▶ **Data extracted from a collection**
::::::::::
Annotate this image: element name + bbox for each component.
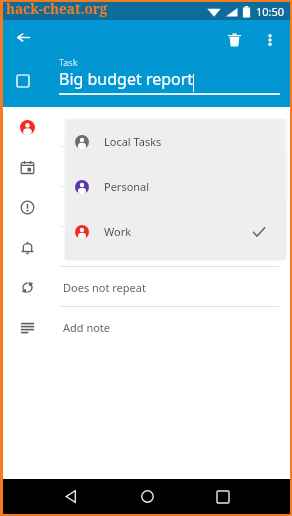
button[interactable]: Local Tasks: [67, 120, 284, 164]
button[interactable]: Back: [32, 479, 109, 514]
button[interactable]: Does not repeat: [3, 267, 290, 307]
button[interactable]: Home: [109, 479, 185, 514]
staticText: hack-cheat.org: [6, 0, 108, 18]
staticText: Work: [104, 224, 132, 239]
button[interactable]: Back: [8, 22, 38, 52]
button[interactable]: Work: [3, 107, 290, 147]
button[interactable]: Delete: [214, 25, 254, 55]
staticText: 10:50: [256, 4, 285, 19]
staticText: Does not repeat: [63, 280, 146, 295]
button[interactable]: No due date: [3, 147, 290, 187]
button[interactable]: Work: [67, 209, 284, 254]
button[interactable]: Add note: [3, 307, 290, 347]
staticText: Task: [59, 56, 78, 68]
staticText: Work: [63, 120, 91, 135]
button[interactable]: No reminder: [3, 227, 290, 267]
button[interactable]: Recents: [185, 479, 261, 514]
button[interactable]: No priority: [3, 187, 290, 227]
staticText: Big budget report: [59, 68, 194, 90]
button[interactable]: More options: [254, 25, 286, 55]
staticText: Personal: [104, 179, 150, 194]
button[interactable]: Mark complete: [9, 67, 37, 95]
staticText: Local Tasks: [104, 134, 162, 149]
button[interactable]: Personal: [67, 164, 284, 209]
staticText: Add note: [63, 320, 111, 335]
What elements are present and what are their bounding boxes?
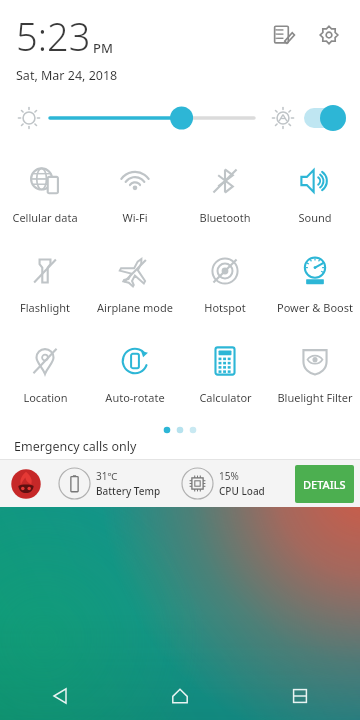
button[interactable]: Hotspot xyxy=(180,241,270,331)
button[interactable]: Wi-Fi xyxy=(90,151,180,241)
staticText: Auto-rotate xyxy=(105,390,165,405)
button[interactable]: Auto brightness xyxy=(268,103,298,133)
button[interactable]: Power & Boost xyxy=(270,241,360,331)
button[interactable]: Home xyxy=(120,672,240,720)
staticText: 31℃ xyxy=(96,469,118,483)
button[interactable]: Brightness slider xyxy=(50,102,254,134)
staticText: Flashlight xyxy=(20,300,70,315)
staticText: Cellular data xyxy=(12,210,78,225)
staticText: Sound xyxy=(298,210,332,225)
button[interactable]: Bluelight Filter xyxy=(270,331,360,421)
button[interactable]: Back xyxy=(0,672,120,720)
staticText: Airplane mode xyxy=(97,300,173,315)
button[interactable]: Bluetooth xyxy=(180,151,270,241)
staticText: Calculator xyxy=(199,390,252,405)
button[interactable]: Recents xyxy=(240,672,360,720)
button[interactable]: DETAILS xyxy=(295,465,354,503)
button[interactable]: Auto-rotate xyxy=(90,331,180,421)
staticText: PM xyxy=(93,39,113,57)
button[interactable]: Sound xyxy=(270,151,360,241)
button[interactable]: Settings xyxy=(312,18,346,52)
staticText: Sat, Mar 24, 2018 xyxy=(16,67,118,84)
staticText: DETAILS xyxy=(303,477,346,492)
button[interactable]: AnTuTu monitor xyxy=(8,466,44,502)
staticText: Bluetooth xyxy=(199,210,251,225)
staticText: Battery Temp xyxy=(96,484,161,498)
staticText: Hotspot xyxy=(204,300,246,315)
staticText: Emergency calls only xyxy=(14,438,137,455)
button[interactable]: Brightness xyxy=(14,103,44,133)
staticText: Wi-Fi xyxy=(122,210,148,225)
button[interactable]: Location xyxy=(0,331,90,421)
staticText: CPU Load xyxy=(219,484,265,498)
button[interactable]: Edit quick settings xyxy=(266,18,300,52)
staticText: Bluelight Filter xyxy=(277,390,353,405)
staticText: Location xyxy=(23,390,68,405)
staticText: 5:23 xyxy=(16,10,91,62)
button[interactable]: Cellular data xyxy=(0,151,90,241)
button[interactable]: Auto brightness toggle xyxy=(304,105,346,131)
button[interactable]: Calculator xyxy=(180,331,270,421)
button[interactable]: Flashlight xyxy=(0,241,90,331)
button[interactable]: Airplane mode xyxy=(90,241,180,331)
staticText: 15% xyxy=(219,469,239,483)
staticText: Power & Boost xyxy=(277,300,353,315)
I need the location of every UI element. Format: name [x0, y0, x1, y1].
::::::::::
▶ **SET TASK**
Locate every line in the listing that contains the string "rotate" and copy each one.

▶ **TASK RESPONSE**
staticText: Auto-rotate xyxy=(105,390,165,405)
button[interactable]: Auto-rotate xyxy=(90,331,180,421)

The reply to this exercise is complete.